Todo lo que ocurre es obra de un complot tenebrosamente urdido por las fuerzas
del "no pueblo" contra el pueblo. Ese pensamiento gaseoso tiene un
efecto alucinógeno: hace creer a quien lo inhala que "él es
clarividente", que "él sí sabe cómo está la cosa", y que por
tanto no necesita descubrir pruebas empíricas, descender a los casos concretos.
Trasmitido por maestros con aureola de taumaturgos, el virus conspiratorio hace
presa fácil de los jóvenes pero tiene adictos en todas las edades.
Y queda la
simple y llana mentira, la falsificación que repetida una y otra vez toma
fuerza propia. Es la propaganda, y sobre ella Leszek Kolakowski contaba esta
parábola: "Dos niñas corren en un parque. La que va detrás grita
desaforadamente: ¡Voy ganando!, ¡Voy ganando! De pronto, la de adelante
abandona la carrera y se refugia en los brazos de su madre, sollozando: 'no
puedo con ella, mamá, siempre me gana'".
Hay
especies que cubren el ciberespacio que no deben confundirse con el virus de la
corrupción semántica. Me refiero a la denuncia y al repudio, sobre todo si
tienen fundamento y son expuestas con seriedad y elemental civilidad. Pero una
cosa es indignarse y otra es lanzar una ráfaga asesina disfrazada de
"argumentación". El ciberespacio es una efímera ciudad de palabras e
imágenes, una plaza sin leyes ni convenciones, una comunidad anárquica que poco
a poco debe irse autorregulando. De no hacerlo, corre el riesgo de vaciarse: de
contenido, de visitantes, de interés.
Su mayor
peligro es la degradación de la palabra pública bajo el factor aglutinante del
odio. Odio personal, odio de clase, odio ideológico, odio racial, odio teológico.
El odio al otro, a lo otro, a quien piensa distinto. Por fortuna, el odio no
ocupa -ni siquiera ahora- la totalidad del ciberespacio, cuya naturaleza sigue
siendo la de una vertiginosa e igualitaria conversación. La gente entra a
Twitter -me consta- con ganas de saber, de dialogar y hacer contacto con otra
persona. Es un antídoto contra la soledad, un café virtual, una cantina
divertida y loca. Pero en un rincón de esa cantina hay unos sicarios con
pistolas verbales. Y uno se pregunta cuándo las desfundarán, no en el
ciberespacio sino en el espacio.
Publicado hoy en el diario Reforma. Me parece un texto extraordinario.
1 comentario:
Se agradece la claridad. Coincido con usted, Hugo. El texto es buenísimo. Sin ser muy partidario de Krauze, creo que una vez más le pone nombre a las ideas de muchos de los que navegamos el ciberespacio en busca de contacto enriquecedor, y que cada día nos encontramos, cada vez más, con este virus.

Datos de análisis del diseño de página
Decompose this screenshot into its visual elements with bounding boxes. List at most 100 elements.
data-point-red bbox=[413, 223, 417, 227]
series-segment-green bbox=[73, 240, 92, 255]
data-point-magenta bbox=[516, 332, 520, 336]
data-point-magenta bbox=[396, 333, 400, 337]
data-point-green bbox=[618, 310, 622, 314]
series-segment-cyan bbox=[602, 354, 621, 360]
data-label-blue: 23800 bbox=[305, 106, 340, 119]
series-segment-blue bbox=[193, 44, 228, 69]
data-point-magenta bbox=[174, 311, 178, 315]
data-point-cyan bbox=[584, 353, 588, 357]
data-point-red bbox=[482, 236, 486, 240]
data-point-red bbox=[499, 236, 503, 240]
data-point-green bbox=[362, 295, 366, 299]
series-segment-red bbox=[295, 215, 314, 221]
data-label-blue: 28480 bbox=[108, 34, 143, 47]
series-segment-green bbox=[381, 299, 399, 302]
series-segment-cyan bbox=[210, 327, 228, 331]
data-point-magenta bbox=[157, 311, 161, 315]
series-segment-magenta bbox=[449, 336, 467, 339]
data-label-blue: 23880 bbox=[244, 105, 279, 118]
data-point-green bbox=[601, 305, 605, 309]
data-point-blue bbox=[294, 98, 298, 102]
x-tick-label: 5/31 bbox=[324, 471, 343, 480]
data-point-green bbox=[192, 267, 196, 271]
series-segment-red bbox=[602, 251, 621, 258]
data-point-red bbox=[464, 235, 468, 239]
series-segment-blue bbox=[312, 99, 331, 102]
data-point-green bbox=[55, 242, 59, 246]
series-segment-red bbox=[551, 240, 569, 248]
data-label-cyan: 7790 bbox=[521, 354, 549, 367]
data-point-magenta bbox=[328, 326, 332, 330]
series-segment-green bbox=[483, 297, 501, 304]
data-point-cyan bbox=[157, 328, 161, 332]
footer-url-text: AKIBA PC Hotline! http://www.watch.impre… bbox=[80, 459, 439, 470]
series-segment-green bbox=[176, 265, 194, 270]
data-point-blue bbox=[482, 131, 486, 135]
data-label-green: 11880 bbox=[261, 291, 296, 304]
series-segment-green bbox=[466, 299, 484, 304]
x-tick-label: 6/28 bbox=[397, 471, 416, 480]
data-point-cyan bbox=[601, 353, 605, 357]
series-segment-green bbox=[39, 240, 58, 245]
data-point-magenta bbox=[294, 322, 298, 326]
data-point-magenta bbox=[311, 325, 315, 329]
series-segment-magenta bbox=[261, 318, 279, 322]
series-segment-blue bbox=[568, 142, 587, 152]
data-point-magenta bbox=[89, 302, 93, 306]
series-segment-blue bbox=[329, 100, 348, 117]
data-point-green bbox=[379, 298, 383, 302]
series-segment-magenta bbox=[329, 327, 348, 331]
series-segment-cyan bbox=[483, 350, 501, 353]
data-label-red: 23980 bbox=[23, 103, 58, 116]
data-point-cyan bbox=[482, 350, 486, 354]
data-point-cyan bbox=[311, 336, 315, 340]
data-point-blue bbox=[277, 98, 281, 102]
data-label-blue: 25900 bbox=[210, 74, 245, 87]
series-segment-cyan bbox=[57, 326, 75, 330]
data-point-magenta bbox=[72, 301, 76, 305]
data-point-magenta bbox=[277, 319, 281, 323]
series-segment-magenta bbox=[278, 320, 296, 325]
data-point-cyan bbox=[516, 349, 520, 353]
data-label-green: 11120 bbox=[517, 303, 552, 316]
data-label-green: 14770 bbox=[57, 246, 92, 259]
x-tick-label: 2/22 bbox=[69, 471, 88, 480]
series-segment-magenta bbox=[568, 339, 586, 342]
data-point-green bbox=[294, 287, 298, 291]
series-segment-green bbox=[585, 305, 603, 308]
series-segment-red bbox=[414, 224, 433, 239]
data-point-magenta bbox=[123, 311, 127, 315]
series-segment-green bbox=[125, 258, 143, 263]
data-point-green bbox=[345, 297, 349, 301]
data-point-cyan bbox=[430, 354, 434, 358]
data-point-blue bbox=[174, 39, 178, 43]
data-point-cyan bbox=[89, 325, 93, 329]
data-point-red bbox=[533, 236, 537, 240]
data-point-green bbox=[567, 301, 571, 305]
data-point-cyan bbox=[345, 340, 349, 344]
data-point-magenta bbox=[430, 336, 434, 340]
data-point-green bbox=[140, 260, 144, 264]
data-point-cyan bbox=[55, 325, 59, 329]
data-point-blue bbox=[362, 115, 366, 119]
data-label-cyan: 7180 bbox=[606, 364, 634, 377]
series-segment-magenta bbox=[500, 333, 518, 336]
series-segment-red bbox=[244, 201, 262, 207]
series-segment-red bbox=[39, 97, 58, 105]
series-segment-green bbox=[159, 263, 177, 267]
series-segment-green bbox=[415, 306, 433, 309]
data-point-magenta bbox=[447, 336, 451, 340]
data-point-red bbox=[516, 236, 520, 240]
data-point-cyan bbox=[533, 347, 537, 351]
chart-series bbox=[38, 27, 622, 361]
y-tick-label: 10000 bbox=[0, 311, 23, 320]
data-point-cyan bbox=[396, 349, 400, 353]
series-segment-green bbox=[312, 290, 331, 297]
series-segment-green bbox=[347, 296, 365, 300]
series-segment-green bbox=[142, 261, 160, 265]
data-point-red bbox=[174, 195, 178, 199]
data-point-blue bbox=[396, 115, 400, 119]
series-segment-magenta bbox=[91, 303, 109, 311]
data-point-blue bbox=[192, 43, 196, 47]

- [CUESTIONARIO]
1. Responde según el fragmento:
(a) ¿Quién contaba la parábola sobre la propaganda?
(b) ¿Qué grita la niña que corre detrás?
(c) ¿En qué diario se publicó el texto?
2. Extrae del fragmento, sin cambiar nada, el pasaje que comienza en "Todo lo que" y termina en "los casos concretos.".

- [RESPUESTAS POR TAREA]
1.
(a) Leszek Kolakowski.
(b) ¡Voy ganando!, ¡Voy ganando!
(c) En el diario Reforma.

2.
Todo lo que ocurre es obra de un complot tenebrosamente urdido por las fuerzas
del "no pueblo" contra el pueblo. Ese pensamiento gaseoso tiene un
efecto alucinógeno: hace creer a quien lo inhala que "él es
clarividente", que "él sí sabe cómo está la cosa", y que por
tanto no necesita descubrir pruebas empíricas, descender a los casos concretos.